= WHAT IS BEING ASKED =
Pictures within the data are to be left out; everything else must be reproduced exactly.

= LISTED RECORDS =
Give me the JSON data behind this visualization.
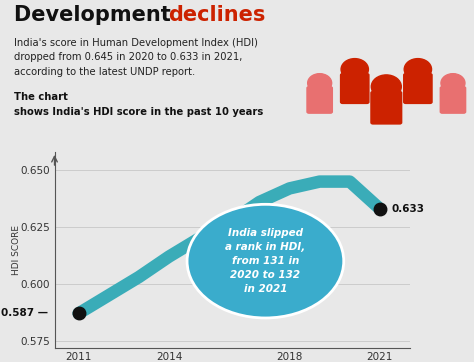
{
  "title_black": "Development ",
  "title_red": "declines",
  "subtitle_normal": "India's score in Human Development Index (HDI)\ndropped from 0.645 in 2020 to 0.633 in 2021,\naccording to the latest UNDP report. ",
  "subtitle_bold": "The chart\nshows India's HDI score in the past 10 years",
  "years": [
    2011,
    2012,
    2013,
    2014,
    2015,
    2016,
    2017,
    2018,
    2019,
    2020,
    2021
  ],
  "hdi_values": [
    0.587,
    0.595,
    0.603,
    0.612,
    0.62,
    0.627,
    0.636,
    0.642,
    0.645,
    0.645,
    0.633
  ],
  "line_color": "#3aacb8",
  "line_width": 9,
  "ylim": [
    0.572,
    0.658
  ],
  "yticks": [
    0.575,
    0.6,
    0.625,
    0.65
  ],
  "xticks": [
    2011,
    2014,
    2018,
    2021
  ],
  "xtick_labels": [
    "2011",
    "2014",
    "2018",
    "2021"
  ],
  "ylabel": "HDI SCORE",
  "annotation_start": "0.587",
  "annotation_end": "0.633",
  "bubble_text": "India slipped\na rank in HDI,\nfrom 131 in\n2020 to 132\nin 2021",
  "bubble_color": "#3aaccc",
  "bubble_text_color": "#ffffff",
  "bg_color": "#e8e8e8",
  "marker_color": "#111111",
  "marker_size": 9,
  "grid_color": "#cccccc",
  "people_color": "#cc2200",
  "people_color_light": "#e87070"
}
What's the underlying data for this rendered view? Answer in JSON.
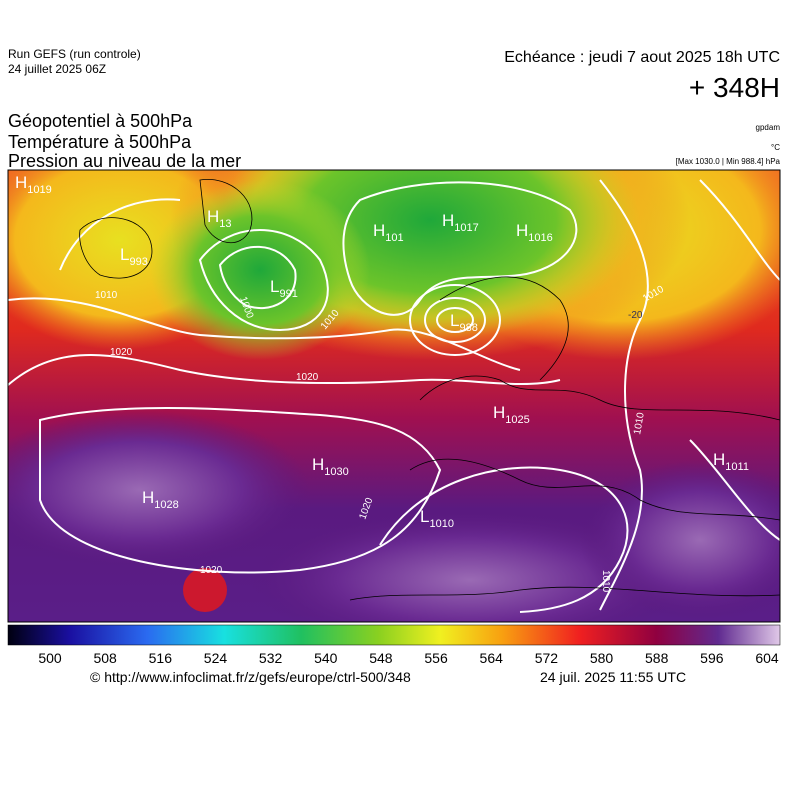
{
  "header": {
    "run": "Run GEFS (run controle)",
    "date": "24 juillet 2025 06Z",
    "echeance": "Echéance : jeudi 7 aout 2025 18h UTC",
    "lead": "+ 348H"
  },
  "titles": [
    "Géopotentiel à 500hPa",
    "Température à 500hPa",
    "Pression au niveau de la mer"
  ],
  "units": [
    "gpdam",
    "°C",
    "[Max 1030.0 | Min 988.4] hPa"
  ],
  "centers": [
    {
      "letter": "H",
      "value": "1019"
    },
    {
      "letter": "L",
      "value": "993"
    },
    {
      "letter": "H",
      "value": "13"
    },
    {
      "letter": "L",
      "value": "991"
    },
    {
      "letter": "H",
      "value": "101"
    },
    {
      "letter": "H",
      "value": "1017"
    },
    {
      "letter": "H",
      "value": "1016"
    },
    {
      "letter": "L",
      "value": "988"
    },
    {
      "letter": "H",
      "value": "1025"
    },
    {
      "letter": "H",
      "value": "1030"
    },
    {
      "letter": "H",
      "value": "1028"
    },
    {
      "letter": "L",
      "value": "1010"
    },
    {
      "letter": "H",
      "value": "1011"
    }
  ],
  "isobar_labels": [
    "1010",
    "1020",
    "1020",
    "1000",
    "1010",
    "1020",
    "1020",
    "1010",
    "1010",
    "1010",
    "-20"
  ],
  "colorbar_labels": [
    500,
    508,
    516,
    524,
    532,
    540,
    548,
    556,
    564,
    572,
    580,
    588,
    596,
    604
  ],
  "footer": {
    "url": "© http://www.infoclimat.fr/z/gefs/europe/ctrl-500/348",
    "time": "24 juil. 2025 11:55 UTC"
  }
}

= COMPLETE RESPONSE =
Give me the JSON data behind this visualization.
{
  "title_black": "Development ",
  "title_red": "declines",
  "subtitle_normal": "India's score in Human Development Index (HDI)\ndropped from 0.645 in 2020 to 0.633 in 2021,\naccording to the latest UNDP report. ",
  "subtitle_bold": "The chart\nshows India's HDI score in the past 10 years",
  "years": [
    2011,
    2012,
    2013,
    2014,
    2015,
    2016,
    2017,
    2018,
    2019,
    2020,
    2021
  ],
  "hdi_values": [
    0.587,
    0.595,
    0.603,
    0.612,
    0.62,
    0.627,
    0.636,
    0.642,
    0.645,
    0.645,
    0.633
  ],
  "line_color": "#3aacb8",
  "line_width": 9,
  "ylim": [
    0.572,
    0.658
  ],
  "yticks": [
    0.575,
    0.6,
    0.625,
    0.65
  ],
  "xticks": [
    2011,
    2014,
    2018,
    2021
  ],
  "xtick_labels": [
    "2011",
    "2014",
    "2018",
    "2021"
  ],
  "ylabel": "HDI SCORE",
  "annotation_start": "0.587",
  "annotation_end": "0.633",
  "bubble_text": "India slipped\na rank in HDI,\nfrom 131 in\n2020 to 132\nin 2021",
  "bubble_color": "#3aaccc",
  "bubble_text_color": "#ffffff",
  "bg_color": "#e8e8e8",
  "marker_color": "#111111",
  "marker_size": 9,
  "grid_color": "#cccccc",
  "people_color": "#cc2200",
  "people_color_light": "#e87070"
}
What's the underlying data for this rendered view? Answer in JSON.
{
  "header": {
    "run": "Run GEFS (run controle)",
    "date": "24 juillet 2025 06Z",
    "echeance": "Echéance : jeudi 7 aout 2025 18h UTC",
    "lead": "+ 348H"
  },
  "titles": [
    "Géopotentiel à 500hPa",
    "Température à 500hPa",
    "Pression au niveau de la mer"
  ],
  "units": [
    "gpdam",
    "°C",
    "[Max 1030.0 | Min 988.4] hPa"
  ],
  "centers": [
    {
      "letter": "H",
      "value": "1019"
    },
    {
      "letter": "L",
      "value": "993"
    },
    {
      "letter": "H",
      "value": "13"
    },
    {
      "letter": "L",
      "value": "991"
    },
    {
      "letter": "H",
      "value": "101"
    },
    {
      "letter": "H",
      "value": "1017"
    },
    {
      "letter": "H",
      "value": "1016"
    },
    {
      "letter": "L",
      "value": "988"
    },
    {
      "letter": "H",
      "value": "1025"
    },
    {
      "letter": "H",
      "value": "1030"
    },
    {
      "letter": "H",
      "value": "1028"
    },
    {
      "letter": "L",
      "value": "1010"
    },
    {
      "letter": "H",
      "value": "1011"
    }
  ],
  "isobar_labels": [
    "1010",
    "1020",
    "1020",
    "1000",
    "1010",
    "1020",
    "1020",
    "1010",
    "1010",
    "1010",
    "-20"
  ],
  "colorbar_labels": [
    500,
    508,
    516,
    524,
    532,
    540,
    548,
    556,
    564,
    572,
    580,
    588,
    596,
    604
  ],
  "footer": {
    "url": "© http://www.infoclimat.fr/z/gefs/europe/ctrl-500/348",
    "time": "24 juil. 2025 11:55 UTC"
  }
}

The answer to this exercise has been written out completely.